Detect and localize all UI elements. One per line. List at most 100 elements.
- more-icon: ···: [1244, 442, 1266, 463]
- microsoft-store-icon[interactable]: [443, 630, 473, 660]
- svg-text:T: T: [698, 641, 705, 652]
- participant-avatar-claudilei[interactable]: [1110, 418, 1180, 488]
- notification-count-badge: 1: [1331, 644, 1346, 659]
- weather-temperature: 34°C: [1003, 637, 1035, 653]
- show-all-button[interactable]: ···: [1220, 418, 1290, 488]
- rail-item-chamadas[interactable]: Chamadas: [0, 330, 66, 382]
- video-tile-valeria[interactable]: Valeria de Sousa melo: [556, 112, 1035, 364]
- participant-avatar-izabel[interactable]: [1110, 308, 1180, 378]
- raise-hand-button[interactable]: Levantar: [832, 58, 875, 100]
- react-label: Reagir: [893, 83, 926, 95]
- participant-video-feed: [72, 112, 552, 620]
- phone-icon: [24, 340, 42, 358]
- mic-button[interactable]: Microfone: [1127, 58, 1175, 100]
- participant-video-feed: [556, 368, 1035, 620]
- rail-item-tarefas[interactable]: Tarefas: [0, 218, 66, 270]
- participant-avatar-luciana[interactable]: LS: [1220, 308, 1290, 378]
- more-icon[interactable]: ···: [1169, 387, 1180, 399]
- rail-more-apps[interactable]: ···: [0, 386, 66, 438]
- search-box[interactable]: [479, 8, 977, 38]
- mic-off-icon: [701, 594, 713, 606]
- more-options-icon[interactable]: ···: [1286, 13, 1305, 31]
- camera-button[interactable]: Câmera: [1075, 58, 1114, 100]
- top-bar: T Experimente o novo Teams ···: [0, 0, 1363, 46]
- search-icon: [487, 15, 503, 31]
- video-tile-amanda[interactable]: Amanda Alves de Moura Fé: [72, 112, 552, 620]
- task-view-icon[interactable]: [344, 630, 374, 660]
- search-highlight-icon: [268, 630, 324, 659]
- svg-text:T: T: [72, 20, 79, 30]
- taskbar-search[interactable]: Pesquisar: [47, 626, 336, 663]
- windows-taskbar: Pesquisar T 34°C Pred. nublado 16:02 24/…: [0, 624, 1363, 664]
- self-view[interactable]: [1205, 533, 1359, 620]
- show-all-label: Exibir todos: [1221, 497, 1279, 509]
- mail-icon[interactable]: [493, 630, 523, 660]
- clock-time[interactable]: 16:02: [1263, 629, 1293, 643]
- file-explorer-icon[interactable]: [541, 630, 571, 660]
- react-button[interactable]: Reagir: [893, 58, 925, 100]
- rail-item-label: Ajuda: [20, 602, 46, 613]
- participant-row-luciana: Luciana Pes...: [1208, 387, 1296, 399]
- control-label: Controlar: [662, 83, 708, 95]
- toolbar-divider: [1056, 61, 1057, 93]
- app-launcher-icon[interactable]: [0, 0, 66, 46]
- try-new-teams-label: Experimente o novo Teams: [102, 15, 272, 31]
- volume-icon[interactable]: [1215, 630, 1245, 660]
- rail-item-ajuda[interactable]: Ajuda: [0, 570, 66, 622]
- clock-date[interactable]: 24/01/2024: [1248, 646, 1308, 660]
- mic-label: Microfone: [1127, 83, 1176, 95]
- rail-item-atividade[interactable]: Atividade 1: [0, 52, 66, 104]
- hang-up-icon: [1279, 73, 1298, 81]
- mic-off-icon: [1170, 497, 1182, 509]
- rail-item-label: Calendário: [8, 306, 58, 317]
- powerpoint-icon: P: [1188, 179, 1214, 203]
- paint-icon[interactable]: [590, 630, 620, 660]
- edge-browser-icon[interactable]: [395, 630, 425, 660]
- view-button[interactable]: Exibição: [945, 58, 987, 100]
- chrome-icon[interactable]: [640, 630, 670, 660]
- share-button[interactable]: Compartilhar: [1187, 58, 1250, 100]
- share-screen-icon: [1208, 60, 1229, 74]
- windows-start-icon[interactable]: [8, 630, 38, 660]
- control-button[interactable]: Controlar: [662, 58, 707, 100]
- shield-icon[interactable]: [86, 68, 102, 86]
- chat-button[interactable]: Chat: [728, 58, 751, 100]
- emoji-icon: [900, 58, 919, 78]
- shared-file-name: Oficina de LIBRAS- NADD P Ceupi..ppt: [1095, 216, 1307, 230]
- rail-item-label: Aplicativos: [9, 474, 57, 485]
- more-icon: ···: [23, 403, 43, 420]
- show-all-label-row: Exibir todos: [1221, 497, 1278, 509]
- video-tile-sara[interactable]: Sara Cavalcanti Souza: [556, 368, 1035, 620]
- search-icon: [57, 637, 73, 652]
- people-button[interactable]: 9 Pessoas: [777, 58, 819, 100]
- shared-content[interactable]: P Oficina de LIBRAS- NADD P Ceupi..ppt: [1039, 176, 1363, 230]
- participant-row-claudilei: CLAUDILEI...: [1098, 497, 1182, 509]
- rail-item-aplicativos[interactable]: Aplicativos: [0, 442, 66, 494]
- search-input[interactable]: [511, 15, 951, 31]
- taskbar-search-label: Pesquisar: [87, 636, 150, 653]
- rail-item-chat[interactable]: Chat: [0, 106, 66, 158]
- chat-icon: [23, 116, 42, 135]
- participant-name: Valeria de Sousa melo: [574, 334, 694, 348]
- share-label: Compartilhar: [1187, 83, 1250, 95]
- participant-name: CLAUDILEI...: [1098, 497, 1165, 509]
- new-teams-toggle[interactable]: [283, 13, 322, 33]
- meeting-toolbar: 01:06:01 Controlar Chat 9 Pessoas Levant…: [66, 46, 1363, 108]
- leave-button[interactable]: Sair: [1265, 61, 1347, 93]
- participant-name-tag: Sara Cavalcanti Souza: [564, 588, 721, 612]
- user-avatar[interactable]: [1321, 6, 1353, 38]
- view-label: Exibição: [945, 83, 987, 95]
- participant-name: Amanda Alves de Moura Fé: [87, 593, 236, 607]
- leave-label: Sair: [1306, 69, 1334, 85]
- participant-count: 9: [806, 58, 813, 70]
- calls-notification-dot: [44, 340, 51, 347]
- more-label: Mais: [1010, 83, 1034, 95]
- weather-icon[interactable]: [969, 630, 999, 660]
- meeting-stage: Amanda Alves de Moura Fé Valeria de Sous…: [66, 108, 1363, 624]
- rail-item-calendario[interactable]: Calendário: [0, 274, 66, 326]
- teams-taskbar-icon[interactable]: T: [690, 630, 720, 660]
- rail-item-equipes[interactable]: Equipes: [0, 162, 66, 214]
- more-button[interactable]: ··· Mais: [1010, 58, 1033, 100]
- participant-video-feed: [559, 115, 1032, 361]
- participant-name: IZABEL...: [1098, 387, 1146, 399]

- **GIVEN TASK**
Please state how many lines above contain the string "Calendário". Give only the number.

- **COMPLETE RESPONSE**
2